Description of the task ->
In every line of the listing below, substitute "column-divider" for "column-separator" and leave everything else unchanged.

Data extracted from a collection:
___

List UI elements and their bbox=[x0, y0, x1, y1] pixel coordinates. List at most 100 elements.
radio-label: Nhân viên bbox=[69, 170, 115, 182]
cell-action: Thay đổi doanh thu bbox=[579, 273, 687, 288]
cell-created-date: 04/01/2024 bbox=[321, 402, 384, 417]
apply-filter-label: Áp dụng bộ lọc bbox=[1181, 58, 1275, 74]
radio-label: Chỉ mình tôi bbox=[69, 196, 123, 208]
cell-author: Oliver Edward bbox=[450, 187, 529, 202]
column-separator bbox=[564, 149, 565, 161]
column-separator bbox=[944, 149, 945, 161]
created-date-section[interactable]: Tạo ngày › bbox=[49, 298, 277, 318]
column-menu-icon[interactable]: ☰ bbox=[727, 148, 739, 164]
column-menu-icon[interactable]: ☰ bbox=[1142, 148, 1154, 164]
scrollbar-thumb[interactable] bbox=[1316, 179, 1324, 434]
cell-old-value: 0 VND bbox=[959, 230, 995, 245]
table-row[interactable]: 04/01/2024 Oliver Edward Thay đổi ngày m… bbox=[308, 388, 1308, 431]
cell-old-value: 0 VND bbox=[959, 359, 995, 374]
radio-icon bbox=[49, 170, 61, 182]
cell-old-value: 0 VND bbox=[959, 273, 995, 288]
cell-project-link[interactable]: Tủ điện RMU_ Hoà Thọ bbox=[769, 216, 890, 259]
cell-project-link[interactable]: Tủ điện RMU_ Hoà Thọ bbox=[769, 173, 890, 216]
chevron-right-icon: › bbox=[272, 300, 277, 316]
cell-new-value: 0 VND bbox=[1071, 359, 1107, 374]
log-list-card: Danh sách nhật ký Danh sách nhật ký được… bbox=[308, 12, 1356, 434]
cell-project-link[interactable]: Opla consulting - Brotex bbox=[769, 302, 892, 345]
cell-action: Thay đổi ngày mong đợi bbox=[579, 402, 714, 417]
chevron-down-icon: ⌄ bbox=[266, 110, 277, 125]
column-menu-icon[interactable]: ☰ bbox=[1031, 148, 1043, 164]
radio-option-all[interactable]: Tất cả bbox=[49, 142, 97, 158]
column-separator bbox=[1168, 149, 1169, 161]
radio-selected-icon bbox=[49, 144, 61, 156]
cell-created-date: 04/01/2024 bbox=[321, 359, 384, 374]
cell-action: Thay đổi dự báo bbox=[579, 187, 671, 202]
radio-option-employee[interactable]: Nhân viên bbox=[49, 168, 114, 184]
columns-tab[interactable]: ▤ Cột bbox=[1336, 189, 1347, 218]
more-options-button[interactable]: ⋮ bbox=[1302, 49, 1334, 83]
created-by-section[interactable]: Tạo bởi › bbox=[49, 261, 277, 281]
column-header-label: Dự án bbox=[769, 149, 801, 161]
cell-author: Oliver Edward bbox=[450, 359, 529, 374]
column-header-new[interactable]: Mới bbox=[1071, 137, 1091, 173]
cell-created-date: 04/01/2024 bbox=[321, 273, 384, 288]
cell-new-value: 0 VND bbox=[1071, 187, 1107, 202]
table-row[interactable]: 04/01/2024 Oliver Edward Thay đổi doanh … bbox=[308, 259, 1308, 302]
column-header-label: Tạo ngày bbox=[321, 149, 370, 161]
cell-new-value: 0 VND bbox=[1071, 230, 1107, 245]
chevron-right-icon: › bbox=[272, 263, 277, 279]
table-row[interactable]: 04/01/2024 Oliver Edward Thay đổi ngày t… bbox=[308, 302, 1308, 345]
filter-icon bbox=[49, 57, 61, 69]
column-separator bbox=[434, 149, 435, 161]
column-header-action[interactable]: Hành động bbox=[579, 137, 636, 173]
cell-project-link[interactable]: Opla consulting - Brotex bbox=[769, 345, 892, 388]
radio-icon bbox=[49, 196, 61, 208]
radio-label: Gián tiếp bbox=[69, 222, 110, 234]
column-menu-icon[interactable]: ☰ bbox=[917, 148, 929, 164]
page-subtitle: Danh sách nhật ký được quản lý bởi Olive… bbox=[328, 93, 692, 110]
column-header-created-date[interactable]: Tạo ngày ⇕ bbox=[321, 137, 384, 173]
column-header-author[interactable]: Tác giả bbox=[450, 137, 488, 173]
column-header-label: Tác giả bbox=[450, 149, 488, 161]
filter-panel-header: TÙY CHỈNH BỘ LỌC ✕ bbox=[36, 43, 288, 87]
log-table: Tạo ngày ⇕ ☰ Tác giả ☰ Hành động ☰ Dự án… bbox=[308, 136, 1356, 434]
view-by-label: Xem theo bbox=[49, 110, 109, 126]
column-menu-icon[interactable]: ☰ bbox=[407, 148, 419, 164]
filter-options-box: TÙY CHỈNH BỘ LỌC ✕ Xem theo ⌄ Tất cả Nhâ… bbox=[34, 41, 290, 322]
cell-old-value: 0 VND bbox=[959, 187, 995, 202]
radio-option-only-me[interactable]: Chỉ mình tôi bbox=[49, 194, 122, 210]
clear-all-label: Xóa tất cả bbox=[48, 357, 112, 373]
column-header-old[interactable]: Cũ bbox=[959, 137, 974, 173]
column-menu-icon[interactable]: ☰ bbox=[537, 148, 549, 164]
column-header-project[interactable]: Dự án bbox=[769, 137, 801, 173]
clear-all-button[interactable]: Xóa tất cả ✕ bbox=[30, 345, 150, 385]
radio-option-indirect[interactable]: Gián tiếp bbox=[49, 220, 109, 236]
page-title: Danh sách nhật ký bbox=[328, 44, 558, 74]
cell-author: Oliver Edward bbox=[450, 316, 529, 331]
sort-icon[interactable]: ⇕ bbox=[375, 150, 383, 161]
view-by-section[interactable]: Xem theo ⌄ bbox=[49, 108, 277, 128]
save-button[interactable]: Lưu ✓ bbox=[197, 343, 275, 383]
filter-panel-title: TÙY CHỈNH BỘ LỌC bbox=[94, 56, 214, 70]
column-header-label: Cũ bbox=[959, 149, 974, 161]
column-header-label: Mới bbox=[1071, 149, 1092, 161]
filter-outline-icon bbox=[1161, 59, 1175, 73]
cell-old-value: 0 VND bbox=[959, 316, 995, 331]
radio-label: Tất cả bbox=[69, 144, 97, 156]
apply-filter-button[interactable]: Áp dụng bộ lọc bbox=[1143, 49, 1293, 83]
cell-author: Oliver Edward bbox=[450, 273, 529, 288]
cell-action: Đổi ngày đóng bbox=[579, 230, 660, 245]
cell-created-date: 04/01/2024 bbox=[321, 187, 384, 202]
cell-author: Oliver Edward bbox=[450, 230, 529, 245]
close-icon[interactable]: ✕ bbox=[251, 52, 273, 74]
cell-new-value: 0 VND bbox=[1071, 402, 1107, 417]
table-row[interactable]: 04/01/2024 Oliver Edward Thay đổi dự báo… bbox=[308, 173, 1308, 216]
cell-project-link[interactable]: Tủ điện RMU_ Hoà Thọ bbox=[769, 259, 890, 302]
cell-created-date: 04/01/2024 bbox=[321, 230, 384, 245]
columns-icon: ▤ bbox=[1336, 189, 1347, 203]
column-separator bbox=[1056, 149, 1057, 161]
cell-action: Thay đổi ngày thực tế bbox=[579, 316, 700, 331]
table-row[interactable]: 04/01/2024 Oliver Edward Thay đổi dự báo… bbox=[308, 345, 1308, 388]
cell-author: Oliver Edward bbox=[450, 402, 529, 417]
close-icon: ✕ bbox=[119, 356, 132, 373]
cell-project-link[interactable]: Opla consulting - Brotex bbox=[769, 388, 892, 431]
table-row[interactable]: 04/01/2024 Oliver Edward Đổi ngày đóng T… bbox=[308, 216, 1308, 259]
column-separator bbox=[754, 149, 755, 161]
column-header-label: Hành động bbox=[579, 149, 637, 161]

___

Reply ->
List UI elements and their bbox=[x0, y0, x1, y1] pixel coordinates. List at most 100 elements.
radio-label: Nhân viên bbox=[69, 170, 115, 182]
cell-action: Thay đổi doanh thu bbox=[579, 273, 687, 288]
cell-created-date: 04/01/2024 bbox=[321, 402, 384, 417]
apply-filter-label: Áp dụng bộ lọc bbox=[1181, 58, 1275, 74]
radio-label: Chỉ mình tôi bbox=[69, 196, 123, 208]
cell-author: Oliver Edward bbox=[450, 187, 529, 202]
column-divider bbox=[564, 149, 565, 161]
column-divider bbox=[944, 149, 945, 161]
created-date-section[interactable]: Tạo ngày › bbox=[49, 298, 277, 318]
column-menu-icon[interactable]: ☰ bbox=[727, 148, 739, 164]
column-menu-icon[interactable]: ☰ bbox=[1142, 148, 1154, 164]
scrollbar-thumb[interactable] bbox=[1316, 179, 1324, 434]
cell-old-value: 0 VND bbox=[959, 230, 995, 245]
table-row[interactable]: 04/01/2024 Oliver Edward Thay đổi ngày m… bbox=[308, 388, 1308, 431]
cell-old-value: 0 VND bbox=[959, 359, 995, 374]
radio-icon bbox=[49, 170, 61, 182]
cell-old-value: 0 VND bbox=[959, 273, 995, 288]
cell-project-link[interactable]: Tủ điện RMU_ Hoà Thọ bbox=[769, 216, 890, 259]
cell-project-link[interactable]: Tủ điện RMU_ Hoà Thọ bbox=[769, 173, 890, 216]
chevron-right-icon: › bbox=[272, 300, 277, 316]
cell-new-value: 0 VND bbox=[1071, 359, 1107, 374]
log-list-card: Danh sách nhật ký Danh sách nhật ký được… bbox=[308, 12, 1356, 434]
cell-project-link[interactable]: Opla consulting - Brotex bbox=[769, 302, 892, 345]
cell-action: Thay đổi ngày mong đợi bbox=[579, 402, 714, 417]
chevron-down-icon: ⌄ bbox=[266, 110, 277, 125]
column-menu-icon[interactable]: ☰ bbox=[1031, 148, 1043, 164]
radio-option-all[interactable]: Tất cả bbox=[49, 142, 97, 158]
column-divider bbox=[1168, 149, 1169, 161]
radio-selected-icon bbox=[49, 144, 61, 156]
cell-created-date: 04/01/2024 bbox=[321, 359, 384, 374]
cell-action: Thay đổi dự báo bbox=[579, 187, 671, 202]
radio-option-employee[interactable]: Nhân viên bbox=[49, 168, 114, 184]
columns-tab[interactable]: ▤ Cột bbox=[1336, 189, 1347, 218]
more-options-button[interactable]: ⋮ bbox=[1302, 49, 1334, 83]
created-by-section[interactable]: Tạo bởi › bbox=[49, 261, 277, 281]
column-header-label: Dự án bbox=[769, 149, 801, 161]
cell-author: Oliver Edward bbox=[450, 359, 529, 374]
column-header-new[interactable]: Mới bbox=[1071, 137, 1091, 173]
cell-created-date: 04/01/2024 bbox=[321, 273, 384, 288]
cell-new-value: 0 VND bbox=[1071, 187, 1107, 202]
table-row[interactable]: 04/01/2024 Oliver Edward Thay đổi doanh … bbox=[308, 259, 1308, 302]
column-header-label: Tạo ngày bbox=[321, 149, 370, 161]
cell-new-value: 0 VND bbox=[1071, 230, 1107, 245]
chevron-right-icon: › bbox=[272, 263, 277, 279]
table-row[interactable]: 04/01/2024 Oliver Edward Thay đổi ngày t… bbox=[308, 302, 1308, 345]
filter-icon bbox=[49, 57, 61, 69]
column-divider bbox=[434, 149, 435, 161]
column-header-action[interactable]: Hành động bbox=[579, 137, 636, 173]
cell-project-link[interactable]: Opla consulting - Brotex bbox=[769, 345, 892, 388]
radio-icon bbox=[49, 196, 61, 208]
radio-label: Gián tiếp bbox=[69, 222, 110, 234]
column-menu-icon[interactable]: ☰ bbox=[917, 148, 929, 164]
page-subtitle: Danh sách nhật ký được quản lý bởi Olive… bbox=[328, 93, 692, 110]
column-header-created-date[interactable]: Tạo ngày ⇕ bbox=[321, 137, 384, 173]
column-header-author[interactable]: Tác giả bbox=[450, 137, 488, 173]
column-header-label: Tác giả bbox=[450, 149, 488, 161]
filter-panel-header: TÙY CHỈNH BỘ LỌC ✕ bbox=[36, 43, 288, 87]
log-table: Tạo ngày ⇕ ☰ Tác giả ☰ Hành động ☰ Dự án… bbox=[308, 136, 1356, 434]
view-by-label: Xem theo bbox=[49, 110, 109, 126]
column-menu-icon[interactable]: ☰ bbox=[407, 148, 419, 164]
filter-options-box: TÙY CHỈNH BỘ LỌC ✕ Xem theo ⌄ Tất cả Nhâ… bbox=[34, 41, 290, 322]
cell-old-value: 0 VND bbox=[959, 187, 995, 202]
radio-option-only-me[interactable]: Chỉ mình tôi bbox=[49, 194, 122, 210]
clear-all-label: Xóa tất cả bbox=[48, 357, 112, 373]
column-header-old[interactable]: Cũ bbox=[959, 137, 974, 173]
column-menu-icon[interactable]: ☰ bbox=[537, 148, 549, 164]
column-header-project[interactable]: Dự án bbox=[769, 137, 801, 173]
clear-all-button[interactable]: Xóa tất cả ✕ bbox=[30, 345, 150, 385]
radio-option-indirect[interactable]: Gián tiếp bbox=[49, 220, 109, 236]
page-title: Danh sách nhật ký bbox=[328, 44, 558, 74]
cell-author: Oliver Edward bbox=[450, 316, 529, 331]
sort-icon[interactable]: ⇕ bbox=[375, 150, 383, 161]
view-by-section[interactable]: Xem theo ⌄ bbox=[49, 108, 277, 128]
save-button[interactable]: Lưu ✓ bbox=[197, 343, 275, 383]
filter-panel-title: TÙY CHỈNH BỘ LỌC bbox=[94, 56, 214, 70]
column-header-label: Cũ bbox=[959, 149, 974, 161]
column-header-label: Mới bbox=[1071, 149, 1092, 161]
filter-outline-icon bbox=[1161, 59, 1175, 73]
cell-old-value: 0 VND bbox=[959, 316, 995, 331]
radio-label: Tất cả bbox=[69, 144, 97, 156]
apply-filter-button[interactable]: Áp dụng bộ lọc bbox=[1143, 49, 1293, 83]
cell-author: Oliver Edward bbox=[450, 273, 529, 288]
cell-action: Đổi ngày đóng bbox=[579, 230, 660, 245]
cell-created-date: 04/01/2024 bbox=[321, 187, 384, 202]
cell-author: Oliver Edward bbox=[450, 230, 529, 245]
close-icon[interactable]: ✕ bbox=[251, 52, 273, 74]
cell-new-value: 0 VND bbox=[1071, 402, 1107, 417]
table-row[interactable]: 04/01/2024 Oliver Edward Thay đổi dự báo… bbox=[308, 173, 1308, 216]
cell-project-link[interactable]: Tủ điện RMU_ Hoà Thọ bbox=[769, 259, 890, 302]
cell-created-date: 04/01/2024 bbox=[321, 230, 384, 245]
columns-icon: ▤ bbox=[1336, 189, 1347, 203]
column-divider bbox=[1056, 149, 1057, 161]
cell-action: Thay đổi ngày thực tế bbox=[579, 316, 700, 331]
table-row[interactable]: 04/01/2024 Oliver Edward Thay đổi dự báo… bbox=[308, 345, 1308, 388]
cell-author: Oliver Edward bbox=[450, 402, 529, 417]
close-icon: ✕ bbox=[119, 356, 132, 373]
cell-project-link[interactable]: Opla consulting - Brotex bbox=[769, 388, 892, 431]
table-row[interactable]: 04/01/2024 Oliver Edward Đổi ngày đóng T… bbox=[308, 216, 1308, 259]
column-divider bbox=[754, 149, 755, 161]
column-header-label: Hành động bbox=[579, 149, 637, 161]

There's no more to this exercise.